*TEXTE À LIRE*
----------------------------------------

Le directeur des parcs nationaux Îles-de-Boucherville et Mont-Saint-Bruno (Sépaq) est sensible à l’inquiétude des visiteurs. Cédric Landuydt a confirmé à la Fondation du Mont-Saint-Bruno que l’abattage était à l’étude et que, pour le moment, aucun autre arbre ne serait coupé à moins qu’il ne s’agisse d’une question de sécurité.
La Fondation est préoccupée par la situation et souhaite faire le point.
Des écosystèmes à risque
La biodiversité de la colline est fragilisée par le broutage du cerf de Virginie, la quantité et diversité d’espèces exotiques envahissantes et les loisirs non respectueux des milieux naturels. À ceci s’ajoute l’impact des changements climatiques.
Ces pressions mettent l’équilibre des écosystèmes à risque. En y ajoutant l’abattage d’arbres de grande valeur écologique, l’équilibre déjà affaibli pourrait basculer.
L’impact d’élargir les sentiers
L’élargissement des sentiers par la coupe d’arbres provoque des impacts négatifs sur la biodiversité et l’expérience humain-nature.
Une expérience visiteur amoindrie : Le sentiment d’intimité et de bien-être lorsqu’on se sent enveloppé par les arbres est une expérience recherchée par les randonneurs. Plus la canopée disparaît, plus cette expérience perd de sa beauté. La réaction des visiteurs à l’été 2021 face aux ravages de la chenille de la spongieuse en témoigne.

----------------------------------------

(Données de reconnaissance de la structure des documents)
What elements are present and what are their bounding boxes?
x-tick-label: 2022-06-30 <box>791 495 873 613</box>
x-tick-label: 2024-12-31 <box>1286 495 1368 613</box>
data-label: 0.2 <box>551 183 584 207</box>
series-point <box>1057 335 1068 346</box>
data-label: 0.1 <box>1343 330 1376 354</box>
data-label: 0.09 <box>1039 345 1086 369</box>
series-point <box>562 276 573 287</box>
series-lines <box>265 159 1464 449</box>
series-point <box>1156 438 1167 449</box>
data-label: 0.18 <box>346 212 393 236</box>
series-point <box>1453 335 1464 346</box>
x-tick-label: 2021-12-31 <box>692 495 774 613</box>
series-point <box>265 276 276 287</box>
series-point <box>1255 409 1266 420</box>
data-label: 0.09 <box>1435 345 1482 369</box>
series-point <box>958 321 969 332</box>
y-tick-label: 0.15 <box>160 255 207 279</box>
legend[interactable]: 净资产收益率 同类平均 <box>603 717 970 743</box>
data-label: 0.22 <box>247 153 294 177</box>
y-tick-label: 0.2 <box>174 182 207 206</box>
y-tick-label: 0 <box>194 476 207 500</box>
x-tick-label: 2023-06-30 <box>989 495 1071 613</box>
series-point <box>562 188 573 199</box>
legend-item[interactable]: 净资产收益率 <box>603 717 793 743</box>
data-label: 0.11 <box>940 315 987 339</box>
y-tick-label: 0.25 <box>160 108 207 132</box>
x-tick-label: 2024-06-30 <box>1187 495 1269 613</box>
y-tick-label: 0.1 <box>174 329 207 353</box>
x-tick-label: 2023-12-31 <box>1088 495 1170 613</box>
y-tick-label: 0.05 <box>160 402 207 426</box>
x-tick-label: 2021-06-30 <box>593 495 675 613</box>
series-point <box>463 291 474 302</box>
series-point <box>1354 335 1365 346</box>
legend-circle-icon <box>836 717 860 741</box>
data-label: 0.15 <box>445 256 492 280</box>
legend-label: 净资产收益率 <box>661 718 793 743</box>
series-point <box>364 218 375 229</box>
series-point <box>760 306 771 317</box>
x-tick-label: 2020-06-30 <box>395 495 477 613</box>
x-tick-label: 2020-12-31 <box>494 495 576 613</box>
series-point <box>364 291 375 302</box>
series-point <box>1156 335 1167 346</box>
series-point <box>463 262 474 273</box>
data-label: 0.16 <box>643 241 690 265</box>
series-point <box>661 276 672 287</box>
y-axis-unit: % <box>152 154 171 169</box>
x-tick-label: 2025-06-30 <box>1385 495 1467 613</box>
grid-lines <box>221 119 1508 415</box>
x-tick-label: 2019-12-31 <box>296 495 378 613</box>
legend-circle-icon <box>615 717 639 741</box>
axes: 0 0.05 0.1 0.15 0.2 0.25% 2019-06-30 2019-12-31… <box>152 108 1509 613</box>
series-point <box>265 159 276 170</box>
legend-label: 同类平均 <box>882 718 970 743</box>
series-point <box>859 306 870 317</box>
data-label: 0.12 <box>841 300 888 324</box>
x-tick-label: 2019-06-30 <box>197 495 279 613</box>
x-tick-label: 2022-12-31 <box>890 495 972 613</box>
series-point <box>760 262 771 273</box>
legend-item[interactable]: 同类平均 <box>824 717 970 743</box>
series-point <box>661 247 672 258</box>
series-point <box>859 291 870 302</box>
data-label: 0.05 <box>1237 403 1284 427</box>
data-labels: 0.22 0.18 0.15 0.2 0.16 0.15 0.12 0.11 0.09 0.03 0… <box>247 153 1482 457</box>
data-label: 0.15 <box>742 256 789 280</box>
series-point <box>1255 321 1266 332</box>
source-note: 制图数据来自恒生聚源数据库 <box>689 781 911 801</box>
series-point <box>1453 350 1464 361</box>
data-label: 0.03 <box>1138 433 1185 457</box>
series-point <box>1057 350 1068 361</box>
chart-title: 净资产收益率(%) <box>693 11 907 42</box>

----------------------------------------

*CONSIGNE*
D'après le texte sur le mont Saint-Bruno, pourquoi l'abattage d'arbres de grande valeur écologique pourrait-il faire basculer l'équilibre de la colline ? Répondez en une à trois phrases. Appuyez-vous seulement sur le texte pour répondre.

*RÉPONSE CI-DESSOUS*
Cet équilibre est déjà affaibli par plusieurs pressions : le broutage du cerf de Virginie, la quantité et la diversité d'espèces exotiques envahissantes, les loisirs non respectueux des milieux naturels et les changements climatiques. Si on ajoute l'abattage de ces arbres à ces pressions, l'équilibre pourrait basculer.